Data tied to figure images
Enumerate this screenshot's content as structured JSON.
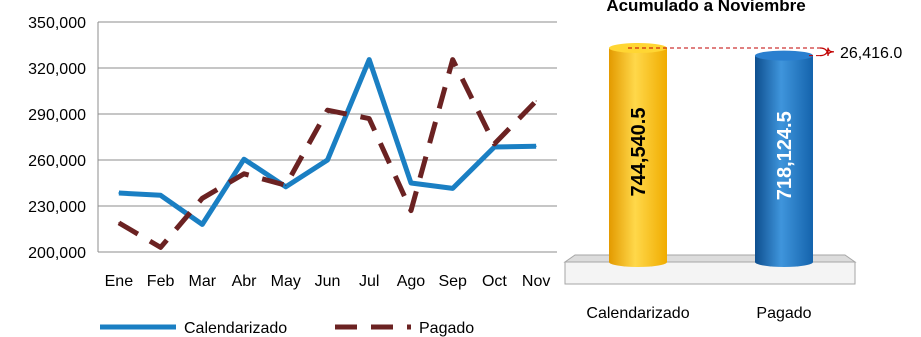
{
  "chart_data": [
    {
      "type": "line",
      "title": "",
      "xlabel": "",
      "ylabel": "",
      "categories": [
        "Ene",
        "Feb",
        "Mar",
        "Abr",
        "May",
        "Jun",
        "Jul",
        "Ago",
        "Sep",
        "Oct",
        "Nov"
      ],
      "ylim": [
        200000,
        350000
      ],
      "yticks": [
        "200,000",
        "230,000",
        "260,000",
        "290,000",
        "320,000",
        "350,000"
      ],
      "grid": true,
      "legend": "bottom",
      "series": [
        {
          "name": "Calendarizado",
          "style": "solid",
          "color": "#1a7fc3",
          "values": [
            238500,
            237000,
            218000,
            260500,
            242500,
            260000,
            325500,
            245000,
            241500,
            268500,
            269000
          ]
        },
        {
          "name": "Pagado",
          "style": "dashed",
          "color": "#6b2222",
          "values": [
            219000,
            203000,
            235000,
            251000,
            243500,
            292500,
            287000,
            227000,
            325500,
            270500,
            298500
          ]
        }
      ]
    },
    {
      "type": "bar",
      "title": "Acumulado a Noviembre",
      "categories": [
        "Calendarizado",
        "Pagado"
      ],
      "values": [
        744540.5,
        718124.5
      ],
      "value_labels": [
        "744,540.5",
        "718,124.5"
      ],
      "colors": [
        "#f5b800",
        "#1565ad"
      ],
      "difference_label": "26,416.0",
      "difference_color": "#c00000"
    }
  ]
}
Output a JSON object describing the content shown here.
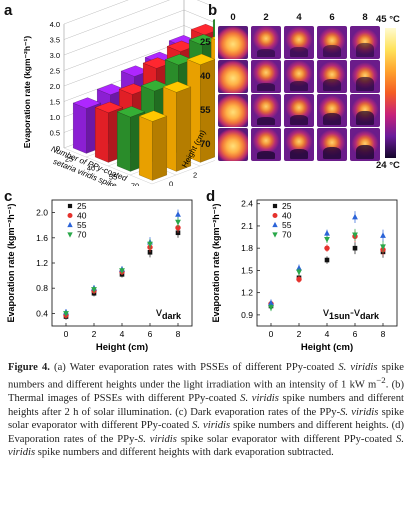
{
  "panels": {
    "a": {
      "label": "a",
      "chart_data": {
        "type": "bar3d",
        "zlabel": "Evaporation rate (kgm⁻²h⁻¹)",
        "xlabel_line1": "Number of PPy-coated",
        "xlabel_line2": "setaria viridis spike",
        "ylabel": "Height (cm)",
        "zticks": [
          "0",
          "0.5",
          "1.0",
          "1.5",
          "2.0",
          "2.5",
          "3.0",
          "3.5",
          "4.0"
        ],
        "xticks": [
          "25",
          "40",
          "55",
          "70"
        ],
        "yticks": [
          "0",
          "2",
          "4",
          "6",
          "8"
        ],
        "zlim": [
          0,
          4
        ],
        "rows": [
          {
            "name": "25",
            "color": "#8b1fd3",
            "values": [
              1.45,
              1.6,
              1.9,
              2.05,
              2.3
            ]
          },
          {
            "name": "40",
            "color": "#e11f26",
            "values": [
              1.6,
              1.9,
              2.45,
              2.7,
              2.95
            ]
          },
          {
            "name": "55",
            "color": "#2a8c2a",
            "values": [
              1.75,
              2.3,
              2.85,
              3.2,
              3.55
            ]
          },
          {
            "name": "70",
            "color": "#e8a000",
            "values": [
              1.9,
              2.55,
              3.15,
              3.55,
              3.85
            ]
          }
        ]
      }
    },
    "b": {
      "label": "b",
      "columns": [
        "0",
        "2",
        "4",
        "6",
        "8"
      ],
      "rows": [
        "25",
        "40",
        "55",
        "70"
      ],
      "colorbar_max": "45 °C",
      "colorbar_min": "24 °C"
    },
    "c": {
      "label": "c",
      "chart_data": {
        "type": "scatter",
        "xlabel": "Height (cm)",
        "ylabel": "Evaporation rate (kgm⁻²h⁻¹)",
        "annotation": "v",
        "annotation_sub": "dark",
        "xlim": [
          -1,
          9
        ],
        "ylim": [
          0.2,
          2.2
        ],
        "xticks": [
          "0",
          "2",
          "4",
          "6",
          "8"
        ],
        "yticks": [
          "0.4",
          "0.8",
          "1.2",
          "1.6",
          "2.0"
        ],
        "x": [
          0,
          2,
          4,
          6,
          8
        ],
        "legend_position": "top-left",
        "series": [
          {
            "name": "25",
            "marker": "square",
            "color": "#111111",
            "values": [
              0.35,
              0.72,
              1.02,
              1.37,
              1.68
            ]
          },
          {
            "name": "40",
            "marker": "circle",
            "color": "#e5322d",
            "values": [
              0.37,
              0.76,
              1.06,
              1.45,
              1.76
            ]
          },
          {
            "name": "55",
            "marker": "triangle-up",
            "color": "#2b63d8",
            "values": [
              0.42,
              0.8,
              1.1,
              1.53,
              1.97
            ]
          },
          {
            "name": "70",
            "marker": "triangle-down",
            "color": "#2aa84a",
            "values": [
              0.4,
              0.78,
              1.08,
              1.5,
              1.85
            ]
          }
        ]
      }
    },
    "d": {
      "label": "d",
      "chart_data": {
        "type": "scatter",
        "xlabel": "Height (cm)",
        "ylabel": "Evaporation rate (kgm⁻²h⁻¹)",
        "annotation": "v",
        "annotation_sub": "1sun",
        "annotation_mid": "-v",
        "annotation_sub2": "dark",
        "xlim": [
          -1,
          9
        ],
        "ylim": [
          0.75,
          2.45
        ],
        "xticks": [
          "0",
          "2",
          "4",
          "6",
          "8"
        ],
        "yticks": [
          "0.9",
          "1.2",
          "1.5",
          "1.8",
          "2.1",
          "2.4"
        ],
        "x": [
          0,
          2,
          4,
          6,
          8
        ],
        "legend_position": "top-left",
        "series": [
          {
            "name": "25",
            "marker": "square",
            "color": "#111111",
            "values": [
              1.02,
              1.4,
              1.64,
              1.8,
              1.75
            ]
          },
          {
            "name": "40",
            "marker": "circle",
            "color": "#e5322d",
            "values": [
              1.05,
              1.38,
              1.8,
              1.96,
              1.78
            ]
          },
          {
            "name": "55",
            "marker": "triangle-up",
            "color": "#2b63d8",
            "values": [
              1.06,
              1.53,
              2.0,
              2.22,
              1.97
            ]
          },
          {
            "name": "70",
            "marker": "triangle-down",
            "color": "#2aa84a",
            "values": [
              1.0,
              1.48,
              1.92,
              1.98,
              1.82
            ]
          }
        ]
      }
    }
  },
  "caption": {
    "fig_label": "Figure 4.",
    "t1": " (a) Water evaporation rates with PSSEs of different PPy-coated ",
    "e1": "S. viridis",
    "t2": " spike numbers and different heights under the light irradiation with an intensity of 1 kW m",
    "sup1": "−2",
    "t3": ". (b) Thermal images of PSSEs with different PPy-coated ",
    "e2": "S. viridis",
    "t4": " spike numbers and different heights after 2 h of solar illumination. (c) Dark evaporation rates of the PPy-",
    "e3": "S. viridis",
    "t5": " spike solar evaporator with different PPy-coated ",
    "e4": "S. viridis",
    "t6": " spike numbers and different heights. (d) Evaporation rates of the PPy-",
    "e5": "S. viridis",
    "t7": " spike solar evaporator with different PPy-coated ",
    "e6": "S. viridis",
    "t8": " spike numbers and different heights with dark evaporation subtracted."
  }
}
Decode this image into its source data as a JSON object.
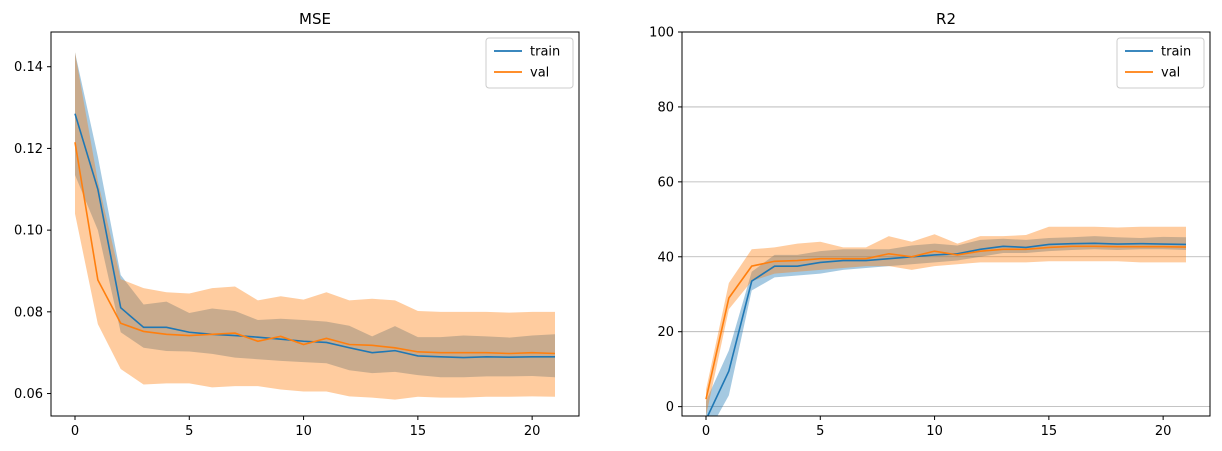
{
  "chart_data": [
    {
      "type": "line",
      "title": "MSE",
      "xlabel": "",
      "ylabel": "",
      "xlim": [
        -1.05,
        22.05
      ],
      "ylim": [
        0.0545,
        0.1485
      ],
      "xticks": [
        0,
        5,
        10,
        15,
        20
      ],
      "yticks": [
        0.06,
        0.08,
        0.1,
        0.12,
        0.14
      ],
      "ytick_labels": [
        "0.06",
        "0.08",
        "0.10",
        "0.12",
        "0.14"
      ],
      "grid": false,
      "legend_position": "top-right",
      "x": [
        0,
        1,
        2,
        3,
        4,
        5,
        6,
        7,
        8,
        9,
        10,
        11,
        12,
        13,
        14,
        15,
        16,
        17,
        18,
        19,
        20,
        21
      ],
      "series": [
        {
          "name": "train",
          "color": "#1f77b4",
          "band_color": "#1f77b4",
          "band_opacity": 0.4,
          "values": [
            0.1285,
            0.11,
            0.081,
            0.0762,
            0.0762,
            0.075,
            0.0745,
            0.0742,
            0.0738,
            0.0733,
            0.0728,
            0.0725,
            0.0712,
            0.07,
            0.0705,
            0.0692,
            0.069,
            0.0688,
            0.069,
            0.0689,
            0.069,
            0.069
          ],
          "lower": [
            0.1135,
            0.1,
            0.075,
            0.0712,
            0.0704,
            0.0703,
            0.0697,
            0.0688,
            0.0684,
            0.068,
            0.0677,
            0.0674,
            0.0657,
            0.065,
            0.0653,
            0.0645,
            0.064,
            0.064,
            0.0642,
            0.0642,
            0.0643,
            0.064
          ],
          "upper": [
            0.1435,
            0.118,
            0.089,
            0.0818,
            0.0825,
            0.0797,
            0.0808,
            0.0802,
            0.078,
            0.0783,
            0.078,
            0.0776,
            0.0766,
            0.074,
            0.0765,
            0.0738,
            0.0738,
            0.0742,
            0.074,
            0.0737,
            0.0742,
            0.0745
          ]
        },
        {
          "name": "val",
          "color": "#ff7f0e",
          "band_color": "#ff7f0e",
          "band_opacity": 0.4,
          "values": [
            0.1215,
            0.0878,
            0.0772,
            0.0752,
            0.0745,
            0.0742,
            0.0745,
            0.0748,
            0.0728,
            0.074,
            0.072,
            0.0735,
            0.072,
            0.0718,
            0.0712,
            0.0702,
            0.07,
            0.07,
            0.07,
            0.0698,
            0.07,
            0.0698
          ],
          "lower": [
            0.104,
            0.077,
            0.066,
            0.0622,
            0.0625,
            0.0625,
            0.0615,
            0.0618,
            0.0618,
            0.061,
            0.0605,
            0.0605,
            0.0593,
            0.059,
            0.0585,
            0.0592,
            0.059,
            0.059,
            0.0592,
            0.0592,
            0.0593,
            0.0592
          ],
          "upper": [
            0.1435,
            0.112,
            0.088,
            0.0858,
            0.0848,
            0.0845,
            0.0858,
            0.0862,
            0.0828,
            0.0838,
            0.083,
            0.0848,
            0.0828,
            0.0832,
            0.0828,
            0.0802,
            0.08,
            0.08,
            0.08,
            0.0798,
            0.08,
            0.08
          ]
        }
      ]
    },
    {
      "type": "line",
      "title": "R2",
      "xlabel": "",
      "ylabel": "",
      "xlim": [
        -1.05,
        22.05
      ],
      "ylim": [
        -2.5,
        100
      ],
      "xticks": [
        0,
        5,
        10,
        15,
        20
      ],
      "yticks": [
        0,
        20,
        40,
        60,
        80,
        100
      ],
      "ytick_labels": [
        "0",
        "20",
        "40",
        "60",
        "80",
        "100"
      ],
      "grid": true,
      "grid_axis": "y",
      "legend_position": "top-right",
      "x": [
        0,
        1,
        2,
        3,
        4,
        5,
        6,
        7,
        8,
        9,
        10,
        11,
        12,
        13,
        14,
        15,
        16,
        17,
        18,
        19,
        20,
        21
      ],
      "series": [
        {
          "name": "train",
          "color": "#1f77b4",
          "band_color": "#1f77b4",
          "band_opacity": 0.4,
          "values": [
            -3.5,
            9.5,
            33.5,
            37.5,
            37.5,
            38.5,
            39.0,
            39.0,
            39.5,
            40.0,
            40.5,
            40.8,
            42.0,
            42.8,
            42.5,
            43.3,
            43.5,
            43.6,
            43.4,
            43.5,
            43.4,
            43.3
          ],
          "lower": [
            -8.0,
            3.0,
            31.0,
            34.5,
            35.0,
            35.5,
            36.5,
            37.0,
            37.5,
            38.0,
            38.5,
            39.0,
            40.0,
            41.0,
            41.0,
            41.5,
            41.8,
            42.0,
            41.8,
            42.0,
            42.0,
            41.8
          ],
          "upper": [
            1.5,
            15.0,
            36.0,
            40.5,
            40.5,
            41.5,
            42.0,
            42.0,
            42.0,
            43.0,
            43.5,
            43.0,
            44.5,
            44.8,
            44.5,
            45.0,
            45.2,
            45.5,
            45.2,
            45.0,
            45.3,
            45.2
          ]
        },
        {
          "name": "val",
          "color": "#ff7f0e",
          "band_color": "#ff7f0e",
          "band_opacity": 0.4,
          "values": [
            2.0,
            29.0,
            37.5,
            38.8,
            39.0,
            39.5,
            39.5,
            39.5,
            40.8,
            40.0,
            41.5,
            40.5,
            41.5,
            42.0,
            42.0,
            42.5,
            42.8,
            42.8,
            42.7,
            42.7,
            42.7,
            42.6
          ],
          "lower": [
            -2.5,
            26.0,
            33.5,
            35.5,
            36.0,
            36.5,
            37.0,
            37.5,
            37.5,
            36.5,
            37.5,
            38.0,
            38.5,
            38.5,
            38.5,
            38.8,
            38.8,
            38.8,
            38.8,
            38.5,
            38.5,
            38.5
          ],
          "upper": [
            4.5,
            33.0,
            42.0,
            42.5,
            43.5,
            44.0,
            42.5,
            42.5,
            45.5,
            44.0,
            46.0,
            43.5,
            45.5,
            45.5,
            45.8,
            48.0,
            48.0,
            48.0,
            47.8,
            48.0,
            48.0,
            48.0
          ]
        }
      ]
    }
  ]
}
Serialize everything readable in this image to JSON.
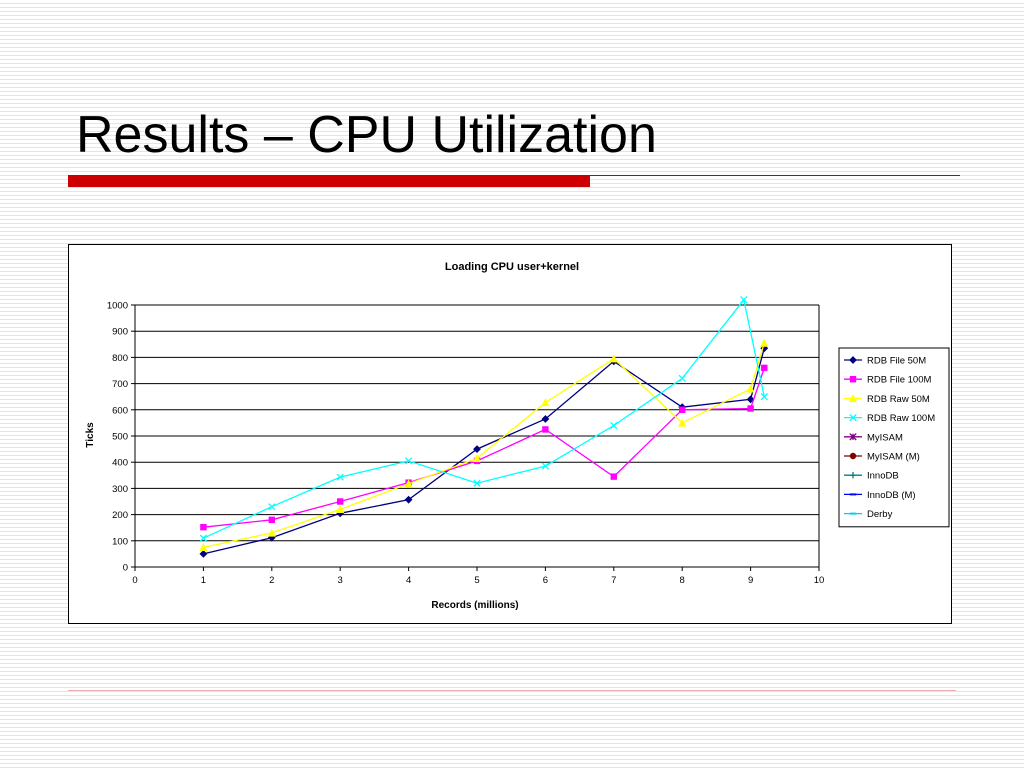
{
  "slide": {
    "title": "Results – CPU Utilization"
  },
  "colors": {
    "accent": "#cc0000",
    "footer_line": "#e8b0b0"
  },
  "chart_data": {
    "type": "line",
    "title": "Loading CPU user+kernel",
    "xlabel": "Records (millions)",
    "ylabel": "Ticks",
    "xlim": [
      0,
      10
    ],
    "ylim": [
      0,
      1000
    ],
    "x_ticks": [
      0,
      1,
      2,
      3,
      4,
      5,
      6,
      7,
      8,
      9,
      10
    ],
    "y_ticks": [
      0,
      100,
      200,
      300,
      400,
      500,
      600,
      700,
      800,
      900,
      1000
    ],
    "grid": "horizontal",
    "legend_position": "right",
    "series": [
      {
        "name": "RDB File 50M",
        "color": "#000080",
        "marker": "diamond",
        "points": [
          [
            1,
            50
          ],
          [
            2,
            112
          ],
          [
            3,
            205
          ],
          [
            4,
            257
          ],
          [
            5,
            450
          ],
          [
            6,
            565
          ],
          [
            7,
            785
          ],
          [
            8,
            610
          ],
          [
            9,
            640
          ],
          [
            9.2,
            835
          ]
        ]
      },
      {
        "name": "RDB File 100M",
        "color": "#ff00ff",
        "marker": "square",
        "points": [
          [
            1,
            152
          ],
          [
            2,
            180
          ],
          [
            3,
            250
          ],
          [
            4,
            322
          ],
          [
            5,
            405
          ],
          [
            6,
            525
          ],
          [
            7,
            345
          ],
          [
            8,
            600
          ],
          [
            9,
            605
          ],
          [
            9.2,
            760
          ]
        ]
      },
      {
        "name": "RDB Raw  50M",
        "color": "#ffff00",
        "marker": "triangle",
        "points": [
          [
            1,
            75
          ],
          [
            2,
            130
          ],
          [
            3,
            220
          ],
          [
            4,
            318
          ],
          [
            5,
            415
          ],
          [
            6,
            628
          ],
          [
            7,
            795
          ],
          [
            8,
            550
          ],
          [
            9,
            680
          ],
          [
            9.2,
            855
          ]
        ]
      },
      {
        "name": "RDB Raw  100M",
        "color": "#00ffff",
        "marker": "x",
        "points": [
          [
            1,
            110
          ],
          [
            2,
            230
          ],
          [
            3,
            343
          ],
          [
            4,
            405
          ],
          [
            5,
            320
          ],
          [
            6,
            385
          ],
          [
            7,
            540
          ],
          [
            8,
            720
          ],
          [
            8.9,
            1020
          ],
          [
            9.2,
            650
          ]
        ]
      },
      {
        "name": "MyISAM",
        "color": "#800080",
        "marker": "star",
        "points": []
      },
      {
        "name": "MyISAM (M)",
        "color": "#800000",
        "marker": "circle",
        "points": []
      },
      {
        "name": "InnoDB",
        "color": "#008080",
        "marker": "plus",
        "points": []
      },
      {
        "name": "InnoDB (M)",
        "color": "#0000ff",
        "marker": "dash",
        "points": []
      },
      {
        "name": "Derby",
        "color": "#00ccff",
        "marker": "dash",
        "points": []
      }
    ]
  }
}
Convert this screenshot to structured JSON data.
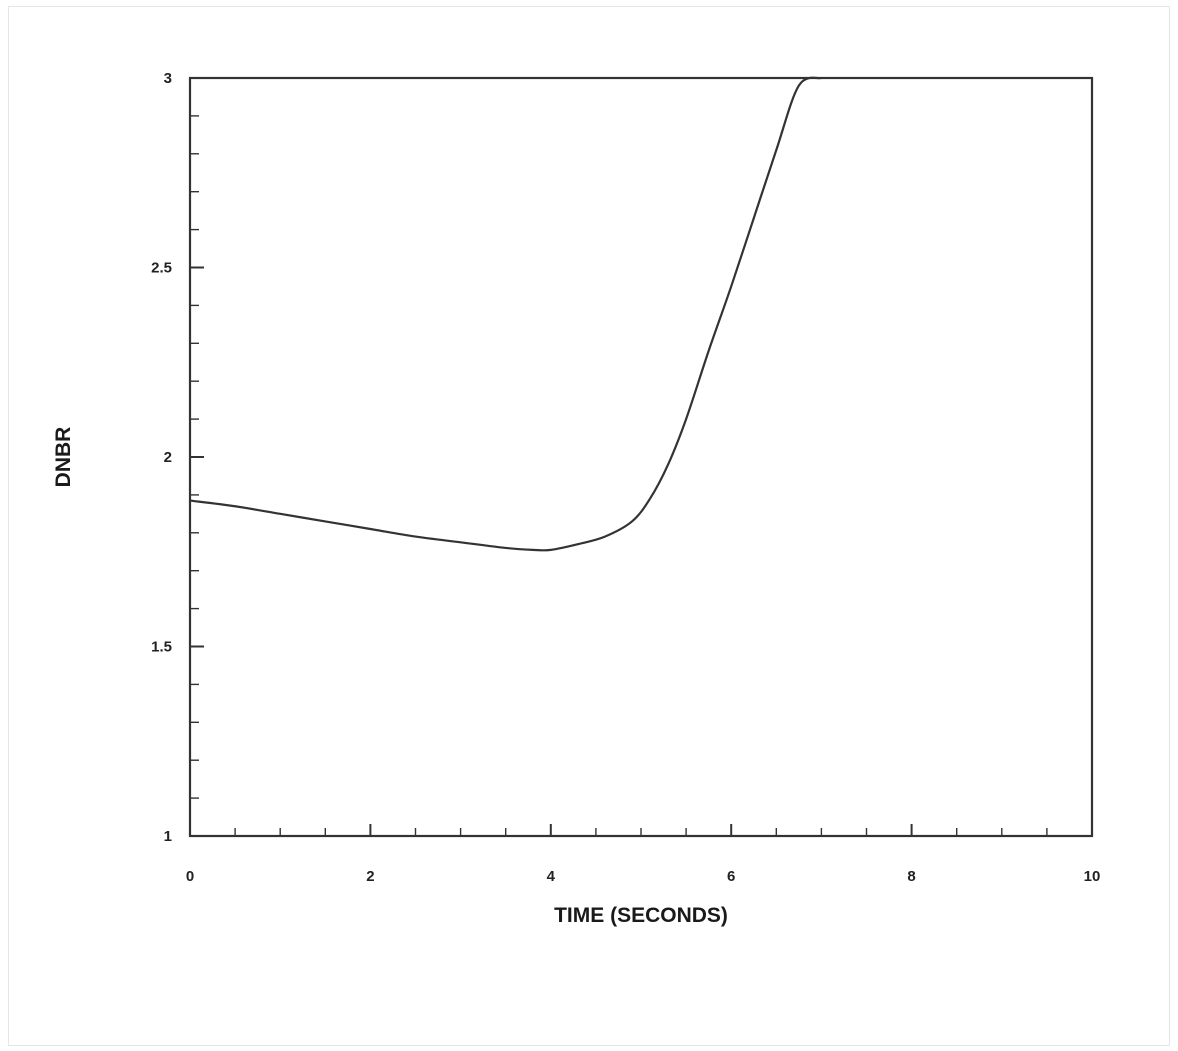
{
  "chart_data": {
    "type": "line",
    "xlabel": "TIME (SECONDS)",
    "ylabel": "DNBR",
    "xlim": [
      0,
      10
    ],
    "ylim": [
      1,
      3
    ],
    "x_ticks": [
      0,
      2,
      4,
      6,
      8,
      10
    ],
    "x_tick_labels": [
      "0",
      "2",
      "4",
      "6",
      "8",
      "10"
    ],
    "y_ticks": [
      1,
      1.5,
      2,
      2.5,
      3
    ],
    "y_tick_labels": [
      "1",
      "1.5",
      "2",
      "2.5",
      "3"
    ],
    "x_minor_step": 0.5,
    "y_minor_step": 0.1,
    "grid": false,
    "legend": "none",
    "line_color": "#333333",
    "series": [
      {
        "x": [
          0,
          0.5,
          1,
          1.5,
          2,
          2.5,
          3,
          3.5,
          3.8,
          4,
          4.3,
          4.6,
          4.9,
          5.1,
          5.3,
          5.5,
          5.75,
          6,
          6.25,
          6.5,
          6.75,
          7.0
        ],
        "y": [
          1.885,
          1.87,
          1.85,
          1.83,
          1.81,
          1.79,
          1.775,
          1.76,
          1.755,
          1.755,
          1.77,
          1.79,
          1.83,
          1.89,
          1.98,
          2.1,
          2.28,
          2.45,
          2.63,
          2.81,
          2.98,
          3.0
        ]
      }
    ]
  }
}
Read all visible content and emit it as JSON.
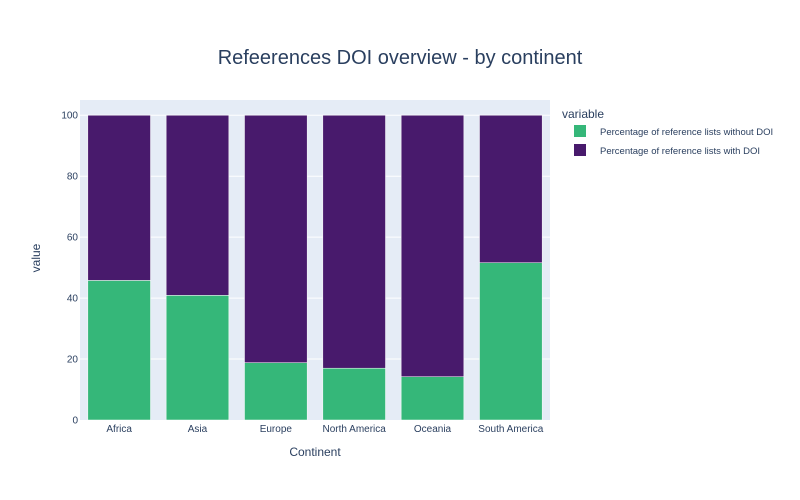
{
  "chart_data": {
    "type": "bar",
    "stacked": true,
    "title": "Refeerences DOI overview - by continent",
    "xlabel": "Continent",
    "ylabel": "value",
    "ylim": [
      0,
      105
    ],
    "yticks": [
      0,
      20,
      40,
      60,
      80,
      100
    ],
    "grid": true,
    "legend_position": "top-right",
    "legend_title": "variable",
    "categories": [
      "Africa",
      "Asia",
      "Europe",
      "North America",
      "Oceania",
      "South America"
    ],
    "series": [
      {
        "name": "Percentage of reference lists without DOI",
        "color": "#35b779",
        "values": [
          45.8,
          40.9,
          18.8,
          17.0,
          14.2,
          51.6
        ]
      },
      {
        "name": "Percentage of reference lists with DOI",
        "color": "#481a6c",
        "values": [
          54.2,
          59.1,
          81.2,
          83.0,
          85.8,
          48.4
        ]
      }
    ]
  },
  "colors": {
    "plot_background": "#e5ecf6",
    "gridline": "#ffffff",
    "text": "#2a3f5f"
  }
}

*Given problem*: Scan the records for the string "heights". Copy each line in which it appears.

*Output of the exercise*:
    "t2": " spike numbers and different heights under the light irradiation with an intensity of 1 kW m",
    "t4": " spike numbers and different heights after 2 h of solar illumination. (c) Dark evaporation rates of the PPy-",
    "t6": " spike numbers and different heights. (d) Evaporation rates of the PPy-",
    "t8": " spike numbers and different heights with dark evaporation subtracted."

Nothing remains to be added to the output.